Layout element annotations:
=-=-=-=-=
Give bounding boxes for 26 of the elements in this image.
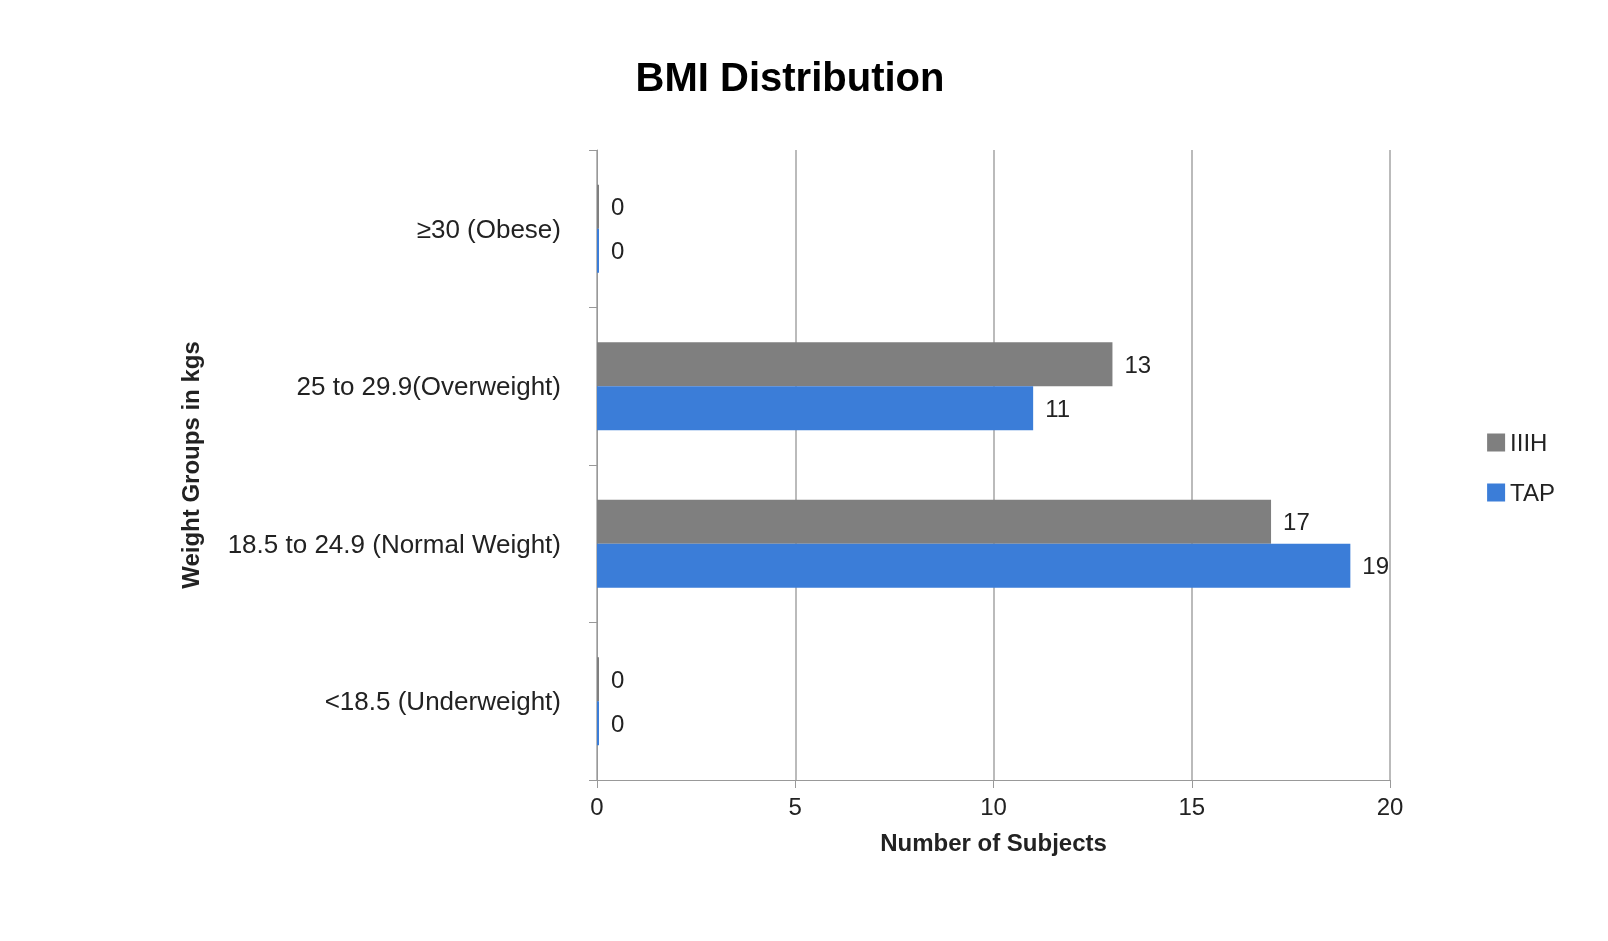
data-label: 0 bbox=[611, 709, 625, 737]
x-tick-label: 15 bbox=[1178, 792, 1206, 820]
x-tick-label: 0 bbox=[590, 792, 604, 820]
data-label: 13 bbox=[1124, 350, 1152, 378]
y-tick-label: ≥30 (Obese) bbox=[416, 213, 561, 244]
data-label: 19 bbox=[1362, 552, 1390, 580]
y-tick-label: 25 to 29.9(Overweight) bbox=[296, 371, 561, 402]
data-label: 11 bbox=[1045, 394, 1071, 422]
bar bbox=[597, 543, 1351, 588]
bar bbox=[597, 342, 1113, 387]
data-label: 0 bbox=[611, 193, 625, 221]
chart-title: BMI Distribution bbox=[635, 55, 945, 99]
x-axis-title: Number of Subjects bbox=[880, 828, 1107, 856]
y-tick-label: 18.5 to 24.9 (Normal Weight) bbox=[227, 528, 561, 559]
data-label: 0 bbox=[611, 237, 625, 265]
y-tick-label: <18.5 (Underweight) bbox=[324, 686, 561, 717]
legend-label: TAP bbox=[1510, 479, 1556, 506]
x-tick-label: 20 bbox=[1376, 792, 1404, 820]
legend-label: IIIH bbox=[1510, 429, 1548, 456]
data-label: 0 bbox=[611, 665, 625, 693]
y-axis-title: Weight Groups in kgs bbox=[176, 341, 204, 589]
x-tick-label: 5 bbox=[788, 792, 802, 820]
bar bbox=[597, 386, 1034, 431]
x-tick-label: 10 bbox=[980, 792, 1007, 820]
bar bbox=[597, 499, 1272, 544]
data-label: 17 bbox=[1283, 508, 1310, 536]
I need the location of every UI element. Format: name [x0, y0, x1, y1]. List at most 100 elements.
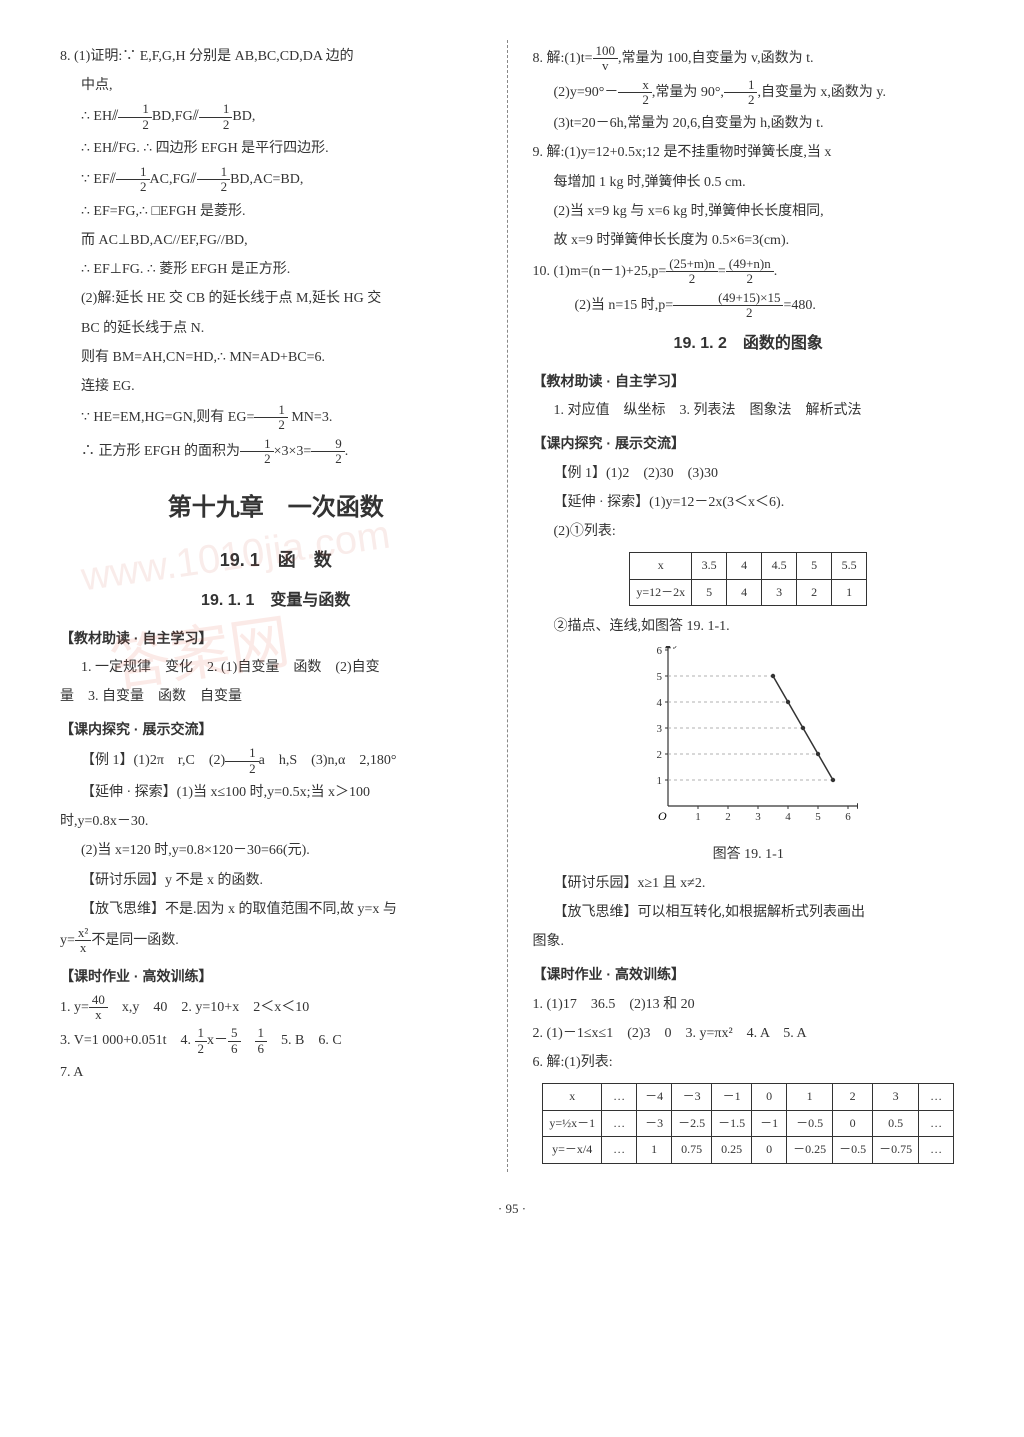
txt: x,y 40 2. y=10+x 2＜x＜10 — [108, 1000, 309, 1015]
txt: 不是同一函数. — [91, 933, 179, 948]
txt: a h,S (3)n,α 2,180° — [259, 753, 397, 768]
txt: ∵ EF⫽ — [81, 172, 116, 187]
r-ffs: 【放飞思维】可以相互转化,如根据解析式列表画出 — [533, 900, 965, 925]
subsection-title: 19. 1. 1 变量与函数 — [60, 587, 492, 616]
heading-kenei-r: 【课内探究 · 展示交流】 — [533, 431, 965, 456]
txt: 3. V=1 000+0.051t 4. — [60, 1033, 195, 1048]
table-cell: 0.75 — [672, 1137, 712, 1164]
txt: 8. 解:(1)t= — [533, 51, 593, 66]
heading-zizhu-r: 【教材助读 · 自主学习】 — [533, 369, 965, 394]
frac-100v: 100v — [593, 44, 619, 74]
p8-l4: ∴ EH⫽FG. ∴ 四边形 EFGH 是平行四边形. — [60, 136, 492, 161]
p8-l1: 8. (1)证明:∵ E,F,G,H 分别是 AB,BC,CD,DA 边的 — [60, 44, 492, 69]
svg-text:3: 3 — [756, 811, 762, 823]
r-q8-l1: 8. 解:(1)t=100v,常量为 100,自变量为 v,函数为 t. — [533, 44, 965, 74]
heading-kenei: 【课内探究 · 展示交流】 — [60, 717, 492, 742]
table-cell: 5.5 — [832, 553, 867, 580]
p8-l10: BC 的延长线于点 N. — [60, 316, 492, 341]
svg-text:2: 2 — [726, 811, 732, 823]
table-cell: 2 — [797, 579, 832, 606]
txt: = — [718, 264, 726, 279]
frac-half: 12 — [118, 102, 152, 132]
p8-l2: 中点, — [60, 73, 492, 98]
frac-half: 12 — [225, 746, 259, 776]
r-t1: 1. 对应值 纵坐标 3. 列表法 图象法 解析式法 — [533, 398, 965, 423]
line-graph: 123456123456yxO — [638, 646, 858, 836]
q3: 3. V=1 000+0.051t 4. 12x－56 16 5. B 6. C — [60, 1026, 492, 1056]
txt: (2)y=90°－ — [554, 85, 619, 100]
heading-zuoye: 【课时作业 · 高效训练】 — [60, 964, 492, 989]
r-ytly: 【研讨乐园】x≥1 且 x≠2. — [533, 871, 965, 896]
p8-l12: 连接 EG. — [60, 374, 492, 399]
txt: =480. — [783, 298, 815, 313]
table-cell: 0 — [833, 1110, 873, 1137]
table-cell: 3.5 — [692, 553, 727, 580]
txt: AC,FG⫽ — [150, 172, 197, 187]
p8-l5: ∵ EF⫽12AC,FG⫽12BD,AC=BD, — [60, 165, 492, 195]
graph-caption: 图答 19. 1-1 — [533, 842, 965, 867]
p8-l6: ∴ EF=FG,∴ □EFGH 是菱形. — [60, 199, 492, 224]
txt: 【例 1】(1)2π r,C (2) — [81, 753, 225, 768]
q7: 7. A — [60, 1060, 492, 1085]
table-cell: 1 — [787, 1084, 833, 1111]
table-cell: －2.5 — [672, 1110, 712, 1137]
r-ex1: 【例 1】(1)2 (2)30 (3)30 — [533, 461, 965, 486]
txt: 1. y= — [60, 1000, 89, 1015]
r-q9-l1: 9. 解:(1)y=12+0.5x;12 是不挂重物时弹簧长度,当 x — [533, 140, 965, 165]
table-cell: 4 — [727, 579, 762, 606]
r-q6: 6. 解:(1)列表: — [533, 1050, 965, 1075]
frac-half: 12 — [116, 165, 150, 195]
r-q8-l3: (3)t=20－6h,常量为 20,6,自变量为 h,函数为 t. — [533, 111, 965, 136]
table-cell: 1 — [637, 1137, 672, 1164]
txt: (2)当 n=15 时,p= — [575, 298, 674, 313]
table-cell: 1 — [832, 579, 867, 606]
txt: BD,AC=BD, — [230, 172, 303, 187]
table-cell: y=－x/4 — [543, 1137, 602, 1164]
table-cell: 4.5 — [762, 553, 797, 580]
p8-l11: 则有 BM=AH,CN=HD,∴ MN=AD+BC=6. — [60, 345, 492, 370]
table-2: x…－4－3－10123…y=½x－1…－3－2.5－1.5－1－0.500.5… — [542, 1083, 954, 1164]
txt: BD, — [232, 109, 255, 124]
ex1: 【例 1】(1)2π r,C (2)12a h,S (3)n,α 2,180° — [60, 746, 492, 776]
r-ffs2: 图象. — [533, 929, 965, 954]
svg-text:6: 6 — [657, 646, 663, 657]
svg-text:1: 1 — [696, 811, 702, 823]
heading-zuoye-r: 【课时作业 · 高效训练】 — [533, 962, 965, 987]
table-cell: x — [543, 1084, 602, 1111]
table-cell: －3 — [672, 1084, 712, 1111]
frac-half: 12 — [254, 403, 288, 433]
svg-text:4: 4 — [657, 697, 663, 709]
ffs2: y=x²x不是同一函数. — [60, 926, 492, 956]
r-ext2: (2)①列表: — [533, 519, 965, 544]
frac-f2: (49+n)n2 — [726, 257, 774, 287]
frac-half: 12 — [240, 437, 274, 467]
table-cell: 4 — [727, 553, 762, 580]
txt: ,自变量为 x,函数为 y. — [757, 85, 886, 100]
table-cell: 0.5 — [873, 1110, 919, 1137]
frac-half: 12 — [195, 1026, 208, 1056]
table-cell: y=12－2x — [630, 579, 692, 606]
ffs: 【放飞思维】不是.因为 x 的取值范围不同,故 y=x 与 — [60, 897, 492, 922]
table-cell: 0 — [752, 1084, 787, 1111]
table-cell: －1 — [712, 1084, 752, 1111]
r-q10-l2: (2)当 n=15 时,p=(49+15)×152=480. — [533, 291, 965, 321]
table-cell: … — [602, 1084, 637, 1111]
p8-l8: ∴ EF⊥FG. ∴ 菱形 EFGH 是正方形. — [60, 257, 492, 282]
table-cell: … — [919, 1084, 954, 1111]
table-cell: … — [919, 1110, 954, 1137]
txt: 5. B 6. C — [267, 1033, 342, 1048]
p8-l7: 而 AC⊥BD,AC//EF,FG//BD, — [60, 228, 492, 253]
chapter-title: 第十九章 一次函数 — [60, 486, 492, 529]
heading-zizhu: 【教材助读 · 自主学习】 — [60, 626, 492, 651]
table-cell: 0.25 — [712, 1137, 752, 1164]
r-q9-l3: (2)当 x=9 kg 与 x=6 kg 时,弹簧伸长长度相同, — [533, 199, 965, 224]
txt: MN=3. — [288, 410, 332, 425]
svg-text:2: 2 — [657, 749, 663, 761]
svg-text:5: 5 — [657, 671, 663, 683]
p8-l14: ∴ 正方形 EFGH 的面积为12×3×3=92. — [60, 437, 492, 467]
page-columns: 答案网 www.1010jia.com 8. (1)证明:∵ E,F,G,H 分… — [60, 40, 964, 1172]
r-ext1: 【延伸 · 探索】(1)y=12－2x(3＜x＜6). — [533, 490, 965, 515]
table-cell: x — [630, 553, 692, 580]
table-cell: y=½x－1 — [543, 1110, 602, 1137]
table-cell: －0.75 — [873, 1137, 919, 1164]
=-=-=-=-=
Problem details:
Copy out, word for word, everything in the records above from the line containing "txt: x,y 40" down to the line containing "txt: 3. V=1", including both of those lines.

Result of this task:
txt: x,y 40 2. y=10+x 2＜x＜10 — [108, 1000, 309, 1015]
txt: 不是同一函数. — [91, 933, 179, 948]
txt: a h,S (3)n,α 2,180° — [259, 753, 397, 768]
txt: ∵ EF⫽ — [81, 172, 116, 187]
r-ffs: 【放飞思维】可以相互转化,如根据解析式列表画出 — [533, 900, 965, 925]
subsection-title: 19. 1. 1 变量与函数 — [60, 587, 492, 616]
heading-kenei-r: 【课内探究 · 展示交流】 — [533, 431, 965, 456]
txt: 3. V=1 000+0.051t 4. — [60, 1033, 195, 1048]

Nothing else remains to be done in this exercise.